## Written instruction
Carry none of the pictures over; write out the complete data exactly.

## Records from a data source
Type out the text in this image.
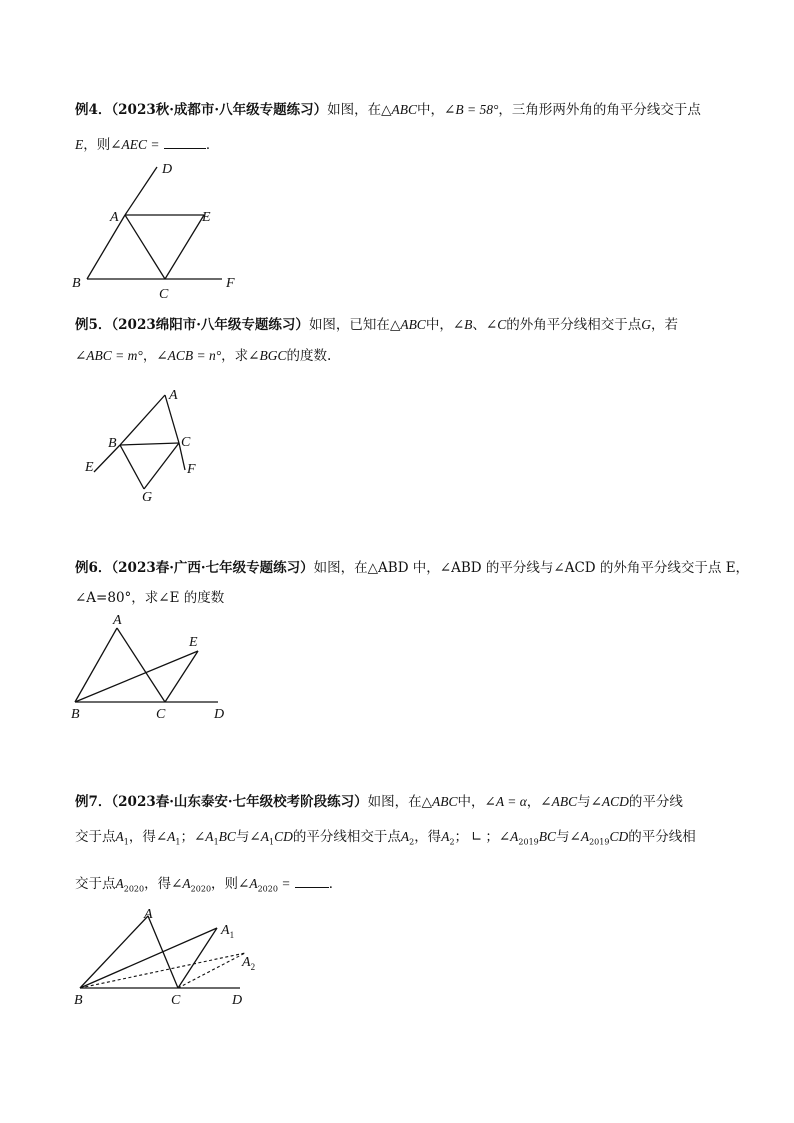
例4．（2023秋·成都市·八年级专题练习）如图，在△ABC中，∠B = 58°，三角形两外角的角平分线交于点
E，则∠AEC =	．
D
A	E
B
C
F
例5．（2023绵阳市·八年级专题练习）如图，已知在△ABC中，∠B、∠C的外角平分线相交于点G，若
∠ABC = m°，∠ACB = n°，求∠BGC的度数.
A
B	C
E	F
G
例6．（2023春·广西·七年级专题练习）如图，在△ABD 中，∠ABD 的平分线与∠ACD 的外角平分线交于点 E，
∠A=80°，求∠E 的度数
A
E
B	C	D
例7．（2023春·山东泰安·七年级校考阶段练习）如图，在△ABC中，∠A = α，∠ABC与∠ACD的平分线
交于点$A_1$，得$\angle A_1$；$\angle A_1BC$与$\angle A_1CD$的平分线相交于点$A_2$，得$A_2$； ∟ ；$\angle A_{2019}BC$与$\angle A_{2019}CD$的平分线相
交于点$A_{2020}$，得$\angle A_{2020}$，则$\angle A_{2020}$ =	．
A
$A_1$
$A_2$
B	C	D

## Exercise result
Type out the text in this image.
例4．（2023秋·成都市·八年级专题练习）如图，在△ABC中，∠B = 58°，三角形两外角的角平分线交于点
E，则∠AEC =	．
D
A	E
B
C
F
例5．（2023绵阳市·八年级专题练习）如图，已知在△ABC中，∠B、∠C的外角平分线相交于点G，若
∠ABC = m°，∠ACB = n°，求∠BGC的度数.
A
B	C
E	F
G
例6．（2023春·广西·七年级专题练习）如图，在△ABD 中，∠ABD 的平分线与∠ACD 的外角平分线交于点 E，
∠A=80°，求∠E 的度数
A
E
B	C	D
例7．（2023春·山东泰安·七年级校考阶段练习）如图，在△ABC中，∠A = α，∠ABC与∠ACD的平分线
交于点$A_1$，得$\angle A_1$；$\angle A_1BC$与$\angle A_1CD$的平分线相交于点$A_2$，得$A_2$； ∟ ；$\angle A_{2019}BC$与$\angle A_{2019}CD$的平分线相
交于点$A_{2020}$，得$\angle A_{2020}$，则$\angle A_{2020}$ =	．
A
$A_1$
$A_2$
B	C	D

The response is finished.